WHAT YOU WILL DO
Print every line of the listing exactly, please.
--- start of RECORDS PROVIDED ---
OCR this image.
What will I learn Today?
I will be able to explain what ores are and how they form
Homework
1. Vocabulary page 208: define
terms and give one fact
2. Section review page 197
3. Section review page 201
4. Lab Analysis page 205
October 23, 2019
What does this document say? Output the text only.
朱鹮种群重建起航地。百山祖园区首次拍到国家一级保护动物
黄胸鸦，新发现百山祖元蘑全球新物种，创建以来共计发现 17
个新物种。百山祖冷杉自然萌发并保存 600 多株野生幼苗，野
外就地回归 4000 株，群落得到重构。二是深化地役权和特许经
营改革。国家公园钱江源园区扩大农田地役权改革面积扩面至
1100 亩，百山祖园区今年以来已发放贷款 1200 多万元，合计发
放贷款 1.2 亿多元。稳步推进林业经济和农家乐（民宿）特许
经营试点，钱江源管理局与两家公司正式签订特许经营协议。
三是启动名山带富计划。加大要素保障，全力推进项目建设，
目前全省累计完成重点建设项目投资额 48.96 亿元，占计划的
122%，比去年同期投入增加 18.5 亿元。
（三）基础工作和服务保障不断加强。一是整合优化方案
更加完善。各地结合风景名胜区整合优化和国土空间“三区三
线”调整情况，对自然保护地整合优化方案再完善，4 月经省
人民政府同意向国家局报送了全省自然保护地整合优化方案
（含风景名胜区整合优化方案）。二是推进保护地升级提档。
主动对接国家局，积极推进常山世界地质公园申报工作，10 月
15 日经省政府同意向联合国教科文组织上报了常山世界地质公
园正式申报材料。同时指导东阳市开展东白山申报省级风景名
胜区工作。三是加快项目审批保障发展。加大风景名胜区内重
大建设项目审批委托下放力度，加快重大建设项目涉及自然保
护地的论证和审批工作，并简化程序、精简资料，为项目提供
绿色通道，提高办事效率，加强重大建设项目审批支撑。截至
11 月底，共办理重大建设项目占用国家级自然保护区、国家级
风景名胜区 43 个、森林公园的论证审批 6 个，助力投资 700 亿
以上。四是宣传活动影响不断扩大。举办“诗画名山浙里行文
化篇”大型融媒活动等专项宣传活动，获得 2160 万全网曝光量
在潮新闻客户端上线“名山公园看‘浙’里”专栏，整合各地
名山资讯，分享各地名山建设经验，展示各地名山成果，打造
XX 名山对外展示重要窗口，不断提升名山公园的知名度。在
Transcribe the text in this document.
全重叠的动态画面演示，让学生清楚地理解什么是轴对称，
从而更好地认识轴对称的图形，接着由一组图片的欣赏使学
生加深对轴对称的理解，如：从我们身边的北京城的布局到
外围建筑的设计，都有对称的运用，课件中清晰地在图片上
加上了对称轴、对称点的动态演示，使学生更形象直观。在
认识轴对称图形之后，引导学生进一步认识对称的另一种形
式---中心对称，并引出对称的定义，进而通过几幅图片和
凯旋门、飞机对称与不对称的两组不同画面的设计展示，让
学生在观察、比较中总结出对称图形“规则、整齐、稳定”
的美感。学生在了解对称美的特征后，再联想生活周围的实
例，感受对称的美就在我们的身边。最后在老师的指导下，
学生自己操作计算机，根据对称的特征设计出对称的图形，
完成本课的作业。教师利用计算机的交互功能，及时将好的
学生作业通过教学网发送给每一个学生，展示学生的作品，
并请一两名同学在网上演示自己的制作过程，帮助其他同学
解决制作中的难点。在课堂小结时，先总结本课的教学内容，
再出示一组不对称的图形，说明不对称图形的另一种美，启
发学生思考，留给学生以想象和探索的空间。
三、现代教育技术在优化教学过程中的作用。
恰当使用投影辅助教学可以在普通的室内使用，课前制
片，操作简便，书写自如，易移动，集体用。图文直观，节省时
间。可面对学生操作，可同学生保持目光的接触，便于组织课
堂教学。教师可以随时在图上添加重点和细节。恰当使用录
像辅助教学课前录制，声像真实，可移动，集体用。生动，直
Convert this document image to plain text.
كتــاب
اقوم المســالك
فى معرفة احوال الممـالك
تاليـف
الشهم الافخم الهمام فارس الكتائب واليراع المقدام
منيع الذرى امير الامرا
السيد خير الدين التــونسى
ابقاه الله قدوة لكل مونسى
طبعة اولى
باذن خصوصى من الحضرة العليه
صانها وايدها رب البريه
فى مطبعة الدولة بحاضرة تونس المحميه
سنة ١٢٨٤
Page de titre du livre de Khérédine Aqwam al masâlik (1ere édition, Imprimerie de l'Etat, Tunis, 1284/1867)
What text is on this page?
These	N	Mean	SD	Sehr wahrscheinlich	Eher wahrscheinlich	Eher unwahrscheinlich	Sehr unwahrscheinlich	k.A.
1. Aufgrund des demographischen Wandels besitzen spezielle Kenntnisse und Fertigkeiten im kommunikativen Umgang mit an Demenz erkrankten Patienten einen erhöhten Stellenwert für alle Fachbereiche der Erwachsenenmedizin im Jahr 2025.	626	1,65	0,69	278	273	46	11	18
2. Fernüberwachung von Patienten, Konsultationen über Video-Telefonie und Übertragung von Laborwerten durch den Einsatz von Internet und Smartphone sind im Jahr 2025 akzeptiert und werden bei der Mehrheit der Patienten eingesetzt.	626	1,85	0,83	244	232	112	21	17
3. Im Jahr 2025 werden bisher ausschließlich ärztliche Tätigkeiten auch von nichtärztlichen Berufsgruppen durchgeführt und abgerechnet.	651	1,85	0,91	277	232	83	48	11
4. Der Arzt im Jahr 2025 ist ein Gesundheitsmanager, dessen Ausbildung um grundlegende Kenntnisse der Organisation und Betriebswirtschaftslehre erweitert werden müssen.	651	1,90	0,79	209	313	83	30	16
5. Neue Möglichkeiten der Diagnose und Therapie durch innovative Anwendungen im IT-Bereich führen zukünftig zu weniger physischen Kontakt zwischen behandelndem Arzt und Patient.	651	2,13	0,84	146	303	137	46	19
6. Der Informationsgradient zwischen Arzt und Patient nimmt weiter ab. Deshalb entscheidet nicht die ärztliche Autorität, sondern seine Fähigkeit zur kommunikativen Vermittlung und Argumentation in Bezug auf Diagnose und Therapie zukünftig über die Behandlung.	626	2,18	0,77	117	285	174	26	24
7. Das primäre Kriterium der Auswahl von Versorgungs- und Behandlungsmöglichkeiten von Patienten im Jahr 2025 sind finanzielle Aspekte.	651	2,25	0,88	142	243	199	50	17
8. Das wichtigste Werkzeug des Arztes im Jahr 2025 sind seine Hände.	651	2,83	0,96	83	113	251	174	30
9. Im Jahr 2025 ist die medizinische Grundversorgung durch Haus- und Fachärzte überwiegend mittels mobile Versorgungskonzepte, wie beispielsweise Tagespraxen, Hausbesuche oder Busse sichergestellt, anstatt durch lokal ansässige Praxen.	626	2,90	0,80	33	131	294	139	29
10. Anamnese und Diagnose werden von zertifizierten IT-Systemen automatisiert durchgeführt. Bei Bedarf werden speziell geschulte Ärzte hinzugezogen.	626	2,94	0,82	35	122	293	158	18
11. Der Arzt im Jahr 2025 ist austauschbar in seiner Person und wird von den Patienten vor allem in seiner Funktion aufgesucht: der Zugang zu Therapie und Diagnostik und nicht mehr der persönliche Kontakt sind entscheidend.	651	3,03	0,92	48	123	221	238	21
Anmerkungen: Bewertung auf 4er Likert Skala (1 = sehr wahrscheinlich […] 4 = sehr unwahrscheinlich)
--- end of RECORDS PROVIDED ---
ANSWER TO THIS TASK
OCR this image.
What will I learn Today?
I will be able to explain what ores are and how they form
Homework
1. Vocabulary page 208: define
terms and give one fact
2. Section review page 197
3. Section review page 201
4. Lab Analysis page 205
October 23, 2019
What does this document say? Output the text only.
朱鹮种群重建起航地。百山祖园区首次拍到国家一级保护动物
黄胸鸦，新发现百山祖元蘑全球新物种，创建以来共计发现 17
个新物种。百山祖冷杉自然萌发并保存 600 多株野生幼苗，野
外就地回归 4000 株，群落得到重构。二是深化地役权和特许经
营改革。国家公园钱江源园区扩大农田地役权改革面积扩面至
1100 亩，百山祖园区今年以来已发放贷款 1200 多万元，合计发
放贷款 1.2 亿多元。稳步推进林业经济和农家乐（民宿）特许
经营试点，钱江源管理局与两家公司正式签订特许经营协议。
三是启动名山带富计划。加大要素保障，全力推进项目建设，
目前全省累计完成重点建设项目投资额 48.96 亿元，占计划的
122%，比去年同期投入增加 18.5 亿元。
（三）基础工作和服务保障不断加强。一是整合优化方案
更加完善。各地结合风景名胜区整合优化和国土空间“三区三
线”调整情况，对自然保护地整合优化方案再完善，4 月经省
人民政府同意向国家局报送了全省自然保护地整合优化方案
（含风景名胜区整合优化方案）。二是推进保护地升级提档。
主动对接国家局，积极推进常山世界地质公园申报工作，10 月
15 日经省政府同意向联合国教科文组织上报了常山世界地质公
园正式申报材料。同时指导东阳市开展东白山申报省级风景名
胜区工作。三是加快项目审批保障发展。加大风景名胜区内重
大建设项目审批委托下放力度，加快重大建设项目涉及自然保
护地的论证和审批工作，并简化程序、精简资料，为项目提供
绿色通道，提高办事效率，加强重大建设项目审批支撑。截至
11 月底，共办理重大建设项目占用国家级自然保护区、国家级
风景名胜区 43 个、森林公园的论证审批 6 个，助力投资 700 亿
以上。四是宣传活动影响不断扩大。举办“诗画名山浙里行文
化篇”大型融媒活动等专项宣传活动，获得 2160 万全网曝光量
在潮新闻客户端上线“名山公园看‘浙’里”专栏，整合各地
名山资讯，分享各地名山建设经验，展示各地名山成果，打造
XX 名山对外展示重要窗口，不断提升名山公园的知名度。在
Transcribe the text in this document.
全重叠的动态画面演示，让学生清楚地理解什么是轴对称，
从而更好地认识轴对称的图形，接着由一组图片的欣赏使学
生加深对轴对称的理解，如：从我们身边的北京城的布局到
外围建筑的设计，都有对称的运用，课件中清晰地在图片上
加上了对称轴、对称点的动态演示，使学生更形象直观。在
认识轴对称图形之后，引导学生进一步认识对称的另一种形
式---中心对称，并引出对称的定义，进而通过几幅图片和
凯旋门、飞机对称与不对称的两组不同画面的设计展示，让
学生在观察、比较中总结出对称图形“规则、整齐、稳定”
的美感。学生在了解对称美的特征后，再联想生活周围的实
例，感受对称的美就在我们的身边。最后在老师的指导下，
学生自己操作计算机，根据对称的特征设计出对称的图形，
完成本课的作业。教师利用计算机的交互功能，及时将好的
学生作业通过教学网发送给每一个学生，展示学生的作品，
并请一两名同学在网上演示自己的制作过程，帮助其他同学
解决制作中的难点。在课堂小结时，先总结本课的教学内容，
再出示一组不对称的图形，说明不对称图形的另一种美，启
发学生思考，留给学生以想象和探索的空间。
三、现代教育技术在优化教学过程中的作用。
恰当使用投影辅助教学可以在普通的室内使用，课前制
片，操作简便，书写自如，易移动，集体用。图文直观，节省时
间。可面对学生操作，可同学生保持目光的接触，便于组织课
堂教学。教师可以随时在图上添加重点和细节。恰当使用录
像辅助教学课前录制，声像真实，可移动，集体用。生动，直
Convert this document image to plain text.
كتــاب
اقوم المســالك
فى معرفة احوال الممـالك
تاليـف
الشهم الافخم الهمام فارس الكتائب واليراع المقدام
منيع الذرى امير الامرا
السيد خير الدين التــونسى
ابقاه الله قدوة لكل مونسى
طبعة اولى
باذن خصوصى من الحضرة العليه
صانها وايدها رب البريه
فى مطبعة الدولة بحاضرة تونس المحميه
سنة ١٢٨٤
Page de titre du livre de Khérédine Aqwam al masâlik (1ere édition, Imprimerie de l'Etat, Tunis, 1284/1867)
What text is on this page?
These	N	Mean	SD	Sehr wahrscheinlich	Eher wahrscheinlich	Eher unwahrscheinlich	Sehr unwahrscheinlich	k.A.
1. Aufgrund des demographischen Wandels besitzen spezielle Kenntnisse und Fertigkeiten im kommunikativen Umgang mit an Demenz erkrankten Patienten einen erhöhten Stellenwert für alle Fachbereiche der Erwachsenenmedizin im Jahr 2025.	626	1,65	0,69	278	273	46	11	18
2. Fernüberwachung von Patienten, Konsultationen über Video-Telefonie und Übertragung von Laborwerten durch den Einsatz von Internet und Smartphone sind im Jahr 2025 akzeptiert und werden bei der Mehrheit der Patienten eingesetzt.	626	1,85	0,83	244	232	112	21	17
3. Im Jahr 2025 werden bisher ausschließlich ärztliche Tätigkeiten auch von nichtärztlichen Berufsgruppen durchgeführt und abgerechnet.	651	1,85	0,91	277	232	83	48	11
4. Der Arzt im Jahr 2025 ist ein Gesundheitsmanager, dessen Ausbildung um grundlegende Kenntnisse der Organisation und Betriebswirtschaftslehre erweitert werden müssen.	651	1,90	0,79	209	313	83	30	16
5. Neue Möglichkeiten der Diagnose und Therapie durch innovative Anwendungen im IT-Bereich führen zukünftig zu weniger physischen Kontakt zwischen behandelndem Arzt und Patient.	651	2,13	0,84	146	303	137	46	19
6. Der Informationsgradient zwischen Arzt und Patient nimmt weiter ab. Deshalb entscheidet nicht die ärztliche Autorität, sondern seine Fähigkeit zur kommunikativen Vermittlung und Argumentation in Bezug auf Diagnose und Therapie zukünftig über die Behandlung.	626	2,18	0,77	117	285	174	26	24
7. Das primäre Kriterium der Auswahl von Versorgungs- und Behandlungsmöglichkeiten von Patienten im Jahr 2025 sind finanzielle Aspekte.	651	2,25	0,88	142	243	199	50	17
8. Das wichtigste Werkzeug des Arztes im Jahr 2025 sind seine Hände.	651	2,83	0,96	83	113	251	174	30
9. Im Jahr 2025 ist die medizinische Grundversorgung durch Haus- und Fachärzte überwiegend mittels mobile Versorgungskonzepte, wie beispielsweise Tagespraxen, Hausbesuche oder Busse sichergestellt, anstatt durch lokal ansässige Praxen.	626	2,90	0,80	33	131	294	139	29
10. Anamnese und Diagnose werden von zertifizierten IT-Systemen automatisiert durchgeführt. Bei Bedarf werden speziell geschulte Ärzte hinzugezogen.	626	2,94	0,82	35	122	293	158	18
11. Der Arzt im Jahr 2025 ist austauschbar in seiner Person und wird von den Patienten vor allem in seiner Funktion aufgesucht: der Zugang zu Therapie und Diagnostik und nicht mehr der persönliche Kontakt sind entscheidend.	651	3,03	0,92	48	123	221	238	21
Anmerkungen: Bewertung auf 4er Likert Skala (1 = sehr wahrscheinlich […] 4 = sehr unwahrscheinlich)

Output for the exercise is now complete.